**Objective**
Write out the records that appear below, verbatim and complete, but without pictures.

**Material to process**
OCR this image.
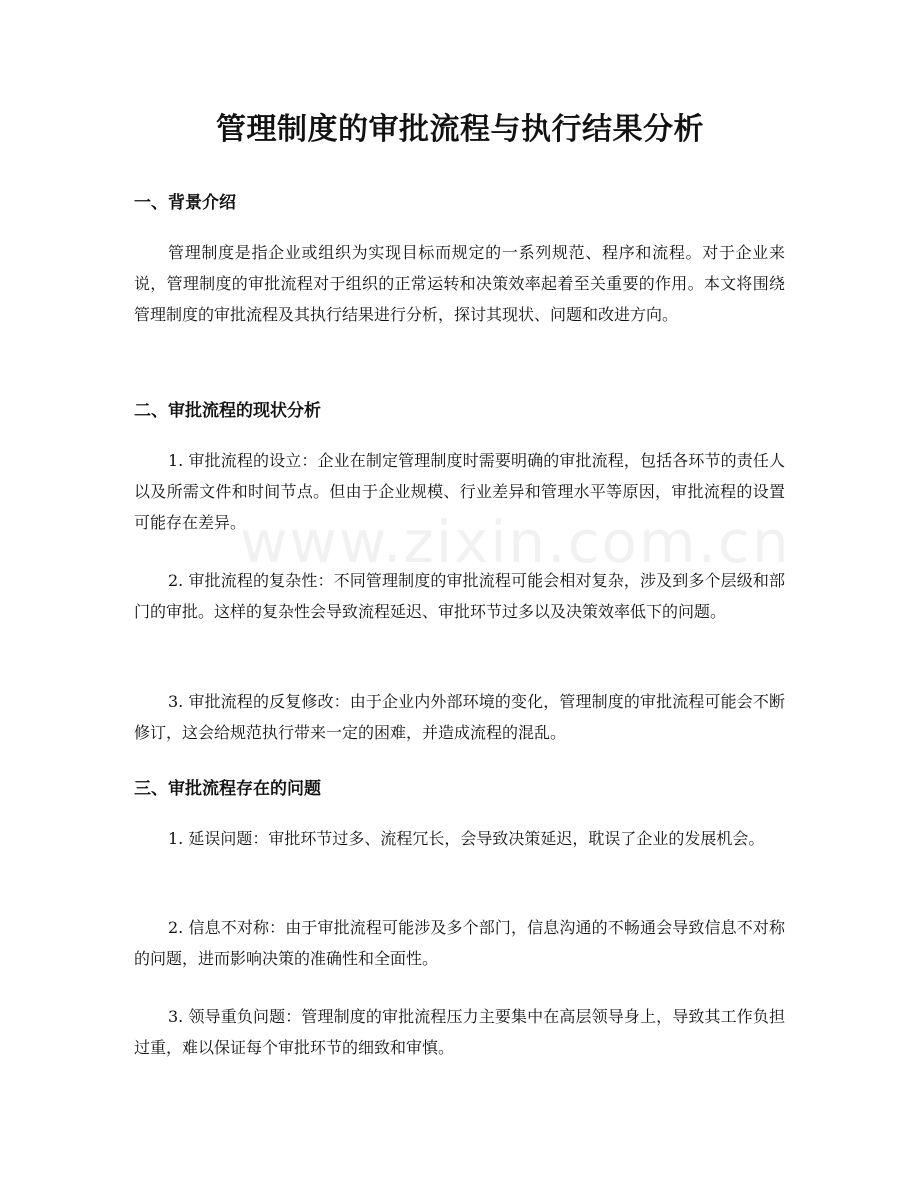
www.zixin.com.cn
管理制度的审批流程与执行结果分析
一、背景介绍

管理制度是指企业或组织为实现目标而规定的一系列规范、程序和流程。对于企业来说，管理制度的审批流程对于组织的正常运转和决策效率起着至关重要的作用。本文将围绕管理制度的审批流程及其执行结果进行分析，探讨其现状、问题和改进方向。

二、审批流程的现状分析

1. 审批流程的设立：企业在制定管理制度时需要明确的审批流程，包括各环节的责任人以及所需文件和时间节点。但由于企业规模、行业差异和管理水平等原因，审批流程的设置可能存在差异。

2. 审批流程的复杂性：不同管理制度的审批流程可能会相对复杂，涉及到多个层级和部门的审批。这样的复杂性会导致流程延迟、审批环节过多以及决策效率低下的问题。

3. 审批流程的反复修改：由于企业内外部环境的变化，管理制度的审批流程可能会不断修订，这会给规范执行带来一定的困难，并造成流程的混乱。

三、审批流程存在的问题

1. 延误问题：审批环节过多、流程冗长，会导致决策延迟，耽误了企业的发展机会。

2. 信息不对称：由于审批流程可能涉及多个部门，信息沟通的不畅通会导致信息不对称的问题，进而影响决策的准确性和全面性。

3. 领导重负问题：管理制度的审批流程压力主要集中在高层领导身上，导致其工作负担过重，难以保证每个审批环节的细致和审慎。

**Correct answer**
OCR this image.
www.zixin.com.cn
管理制度的审批流程与执行结果分析
一、背景介绍

管理制度是指企业或组织为实现目标而规定的一系列规范、程序和流程。对于企业来说，管理制度的审批流程对于组织的正常运转和决策效率起着至关重要的作用。本文将围绕管理制度的审批流程及其执行结果进行分析，探讨其现状、问题和改进方向。

二、审批流程的现状分析

1. 审批流程的设立：企业在制定管理制度时需要明确的审批流程，包括各环节的责任人以及所需文件和时间节点。但由于企业规模、行业差异和管理水平等原因，审批流程的设置可能存在差异。

2. 审批流程的复杂性：不同管理制度的审批流程可能会相对复杂，涉及到多个层级和部门的审批。这样的复杂性会导致流程延迟、审批环节过多以及决策效率低下的问题。

3. 审批流程的反复修改：由于企业内外部环境的变化，管理制度的审批流程可能会不断修订，这会给规范执行带来一定的困难，并造成流程的混乱。

三、审批流程存在的问题

1. 延误问题：审批环节过多、流程冗长，会导致决策延迟，耽误了企业的发展机会。

2. 信息不对称：由于审批流程可能涉及多个部门，信息沟通的不畅通会导致信息不对称的问题，进而影响决策的准确性和全面性。

3. 领导重负问题：管理制度的审批流程压力主要集中在高层领导身上，导致其工作负担过重，难以保证每个审批环节的细致和审慎。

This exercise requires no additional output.